Retype the whole listing verbatim and keep the pictures out of it.
━━━ Raw records
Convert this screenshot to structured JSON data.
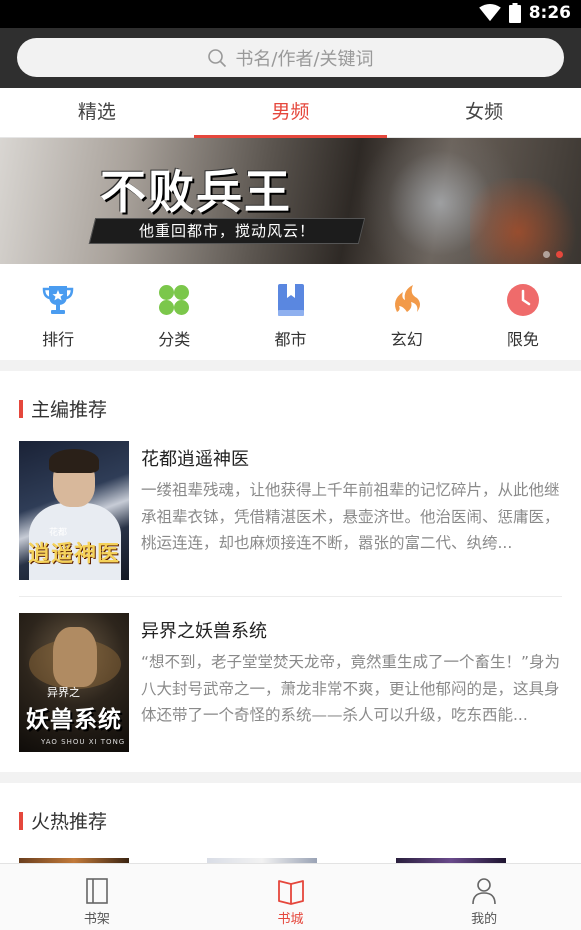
{
  "status_bar": {
    "time": "8:26"
  },
  "search": {
    "placeholder": "书名/作者/关键词"
  },
  "tabs": [
    {
      "label": "精选",
      "active": false
    },
    {
      "label": "男频",
      "active": true
    },
    {
      "label": "女频",
      "active": false
    }
  ],
  "banner": {
    "title": "不败兵王",
    "slogan": "他重回都市，搅动风云！",
    "page_count": 2,
    "active_page": 1
  },
  "quick_nav": [
    {
      "label": "排行",
      "icon": "trophy-icon",
      "color": "#4a9cf0"
    },
    {
      "label": "分类",
      "icon": "clover-icon",
      "color": "#7bc74b"
    },
    {
      "label": "都市",
      "icon": "book-icon",
      "color": "#5a87e0"
    },
    {
      "label": "玄幻",
      "icon": "flame-icon",
      "color": "#f29a49"
    },
    {
      "label": "限免",
      "icon": "clock-icon",
      "color": "#ef6b6b"
    }
  ],
  "editor_picks": {
    "title": "主编推荐",
    "books": [
      {
        "title": "花都逍遥神医",
        "description": "一缕祖辈残魂，让他获得上千年前祖辈的记忆碎片，从此他继承祖辈衣钵，凭借精湛医术，悬壶济世。他治医闹、惩庸医，桃运连连，却也麻烦接连不断，嚣张的富二代、纨绔...",
        "cover_text": "逍遥神医",
        "cover_subtext": "花都"
      },
      {
        "title": "异界之妖兽系统",
        "description": "“想不到，老子堂堂焚天龙帝，竟然重生成了一个畜生！”身为八大封号武帝之一，萧龙非常不爽，更让他郁闷的是，这具身体还带了一个奇怪的系统——杀人可以升级，吃东西能...",
        "cover_text": "妖兽系统",
        "cover_subtext": "异界之",
        "cover_pinyin": "YAO SHOU XI TONG"
      }
    ]
  },
  "hot_picks": {
    "title": "火热推荐"
  },
  "bottom_nav": [
    {
      "label": "书架",
      "icon": "bookshelf-icon",
      "active": false
    },
    {
      "label": "书城",
      "icon": "bookstore-icon",
      "active": true
    },
    {
      "label": "我的",
      "icon": "profile-icon",
      "active": false
    }
  ],
  "colors": {
    "accent": "#e5473c",
    "header_bg": "#2f2f2f",
    "text_muted": "#8a8a8a"
  }
}
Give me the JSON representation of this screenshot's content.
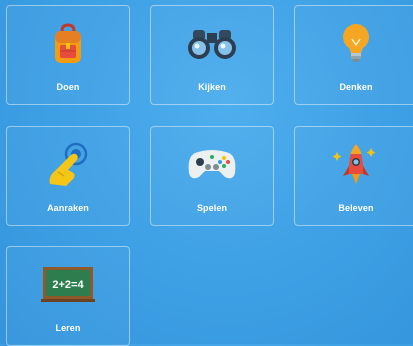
{
  "tiles": [
    {
      "label": "Doen",
      "icon": "backpack-icon"
    },
    {
      "label": "Kijken",
      "icon": "binoculars-icon"
    },
    {
      "label": "Denken",
      "icon": "lightbulb-icon"
    },
    {
      "label": "Aanraken",
      "icon": "touch-hand-icon"
    },
    {
      "label": "Spelen",
      "icon": "gamepad-icon"
    },
    {
      "label": "Beleven",
      "icon": "rocket-icon"
    },
    {
      "label": "Leren",
      "icon": "chalkboard-icon",
      "board_text": "2+2=4"
    }
  ],
  "colors": {
    "background": "#3d9fe4",
    "tile_border": "#ffffff",
    "label": "#ffffff"
  }
}
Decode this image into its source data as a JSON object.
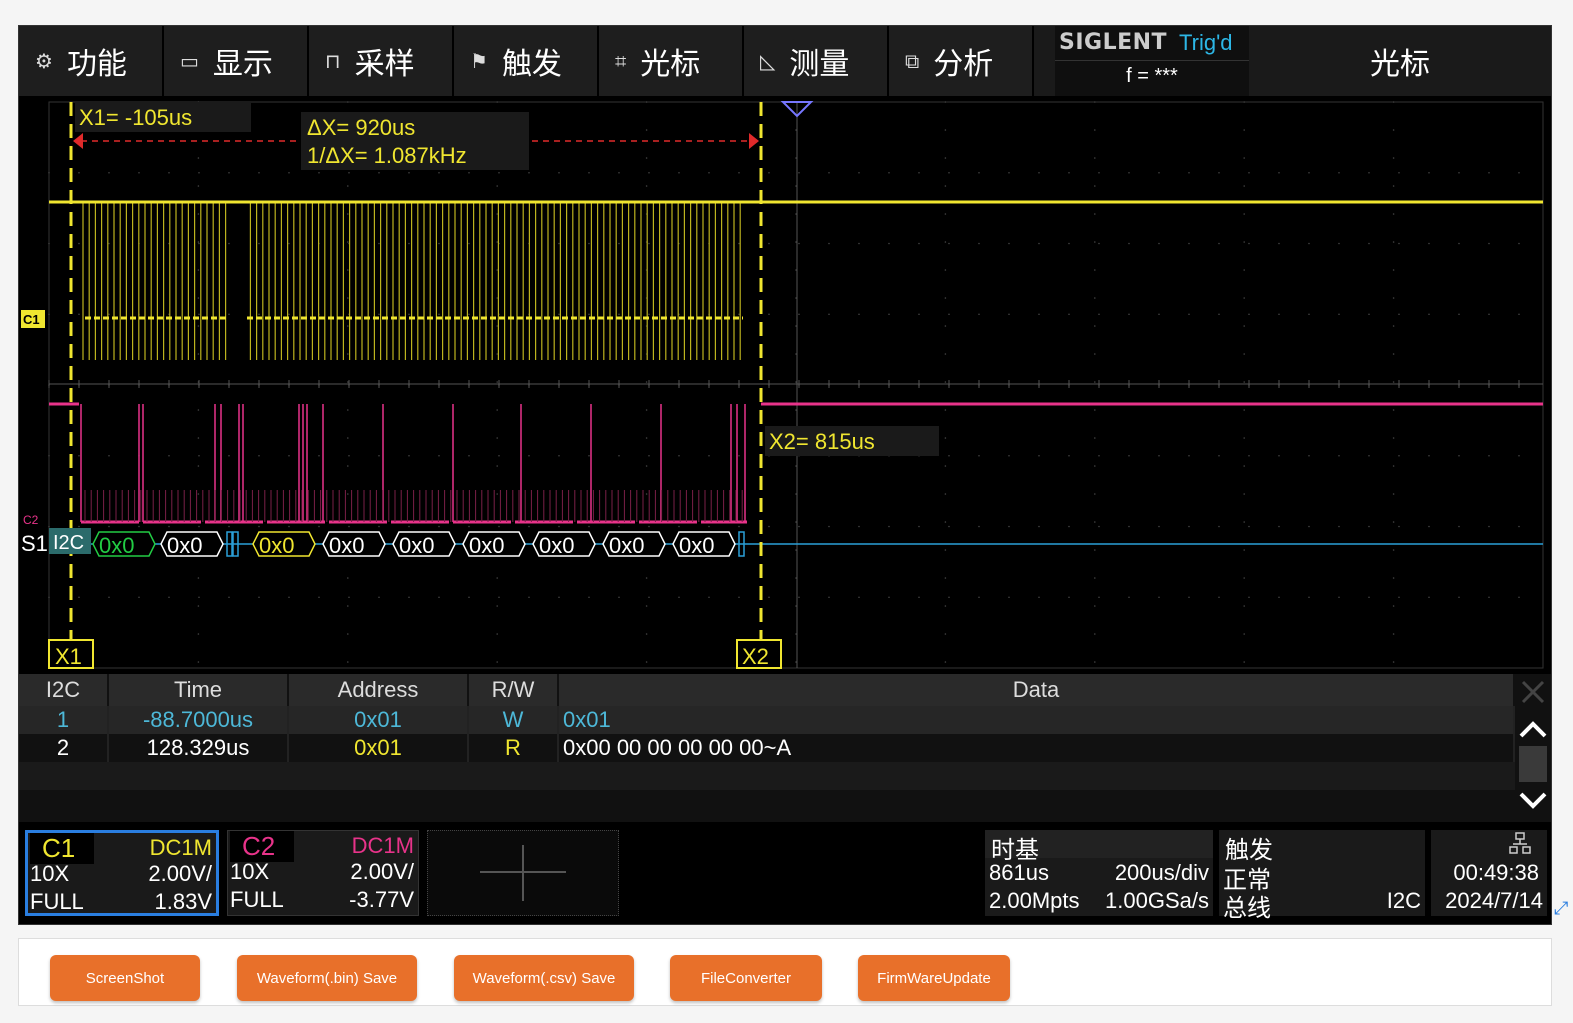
━━━━━━
== Complete answer ==
Convert this screenshot to structured JSON data.
{
  "status_bar": {
    "time": "8:26"
  },
  "search": {
    "placeholder": "书名/作者/关键词"
  },
  "tabs": [
    {
      "label": "精选",
      "active": false
    },
    {
      "label": "男频",
      "active": true
    },
    {
      "label": "女频",
      "active": false
    }
  ],
  "banner": {
    "title": "不败兵王",
    "slogan": "他重回都市，搅动风云！",
    "page_count": 2,
    "active_page": 1
  },
  "quick_nav": [
    {
      "label": "排行",
      "icon": "trophy-icon",
      "color": "#4a9cf0"
    },
    {
      "label": "分类",
      "icon": "clover-icon",
      "color": "#7bc74b"
    },
    {
      "label": "都市",
      "icon": "book-icon",
      "color": "#5a87e0"
    },
    {
      "label": "玄幻",
      "icon": "flame-icon",
      "color": "#f29a49"
    },
    {
      "label": "限免",
      "icon": "clock-icon",
      "color": "#ef6b6b"
    }
  ],
  "editor_picks": {
    "title": "主编推荐",
    "books": [
      {
        "title": "花都逍遥神医",
        "description": "一缕祖辈残魂，让他获得上千年前祖辈的记忆碎片，从此他继承祖辈衣钵，凭借精湛医术，悬壶济世。他治医闹、惩庸医，桃运连连，却也麻烦接连不断，嚣张的富二代、纨绔...",
        "cover_text": "逍遥神医",
        "cover_subtext": "花都"
      },
      {
        "title": "异界之妖兽系统",
        "description": "“想不到，老子堂堂焚天龙帝，竟然重生成了一个畜生！”身为八大封号武帝之一，萧龙非常不爽，更让他郁闷的是，这具身体还带了一个奇怪的系统——杀人可以升级，吃东西能...",
        "cover_text": "妖兽系统",
        "cover_subtext": "异界之",
        "cover_pinyin": "YAO SHOU XI TONG"
      }
    ]
  },
  "hot_picks": {
    "title": "火热推荐"
  },
  "bottom_nav": [
    {
      "label": "书架",
      "icon": "bookshelf-icon",
      "active": false
    },
    {
      "label": "书城",
      "icon": "bookstore-icon",
      "active": true
    },
    {
      "label": "我的",
      "icon": "profile-icon",
      "active": false
    }
  ],
  "colors": {
    "accent": "#e5473c",
    "header_bg": "#2f2f2f",
    "text_muted": "#8a8a8a"
  }
}
Give me the JSON representation of this screenshot's content.
{
  "tiles": [
    {
      "label": "Doen",
      "icon": "backpack-icon"
    },
    {
      "label": "Kijken",
      "icon": "binoculars-icon"
    },
    {
      "label": "Denken",
      "icon": "lightbulb-icon"
    },
    {
      "label": "Aanraken",
      "icon": "touch-hand-icon"
    },
    {
      "label": "Spelen",
      "icon": "gamepad-icon"
    },
    {
      "label": "Beleven",
      "icon": "rocket-icon"
    },
    {
      "label": "Leren",
      "icon": "chalkboard-icon",
      "board_text": "2+2=4"
    }
  ],
  "colors": {
    "background": "#3d9fe4",
    "tile_border": "#ffffff",
    "label": "#ffffff"
  }
}
Decode this image into its source data as a JSON object.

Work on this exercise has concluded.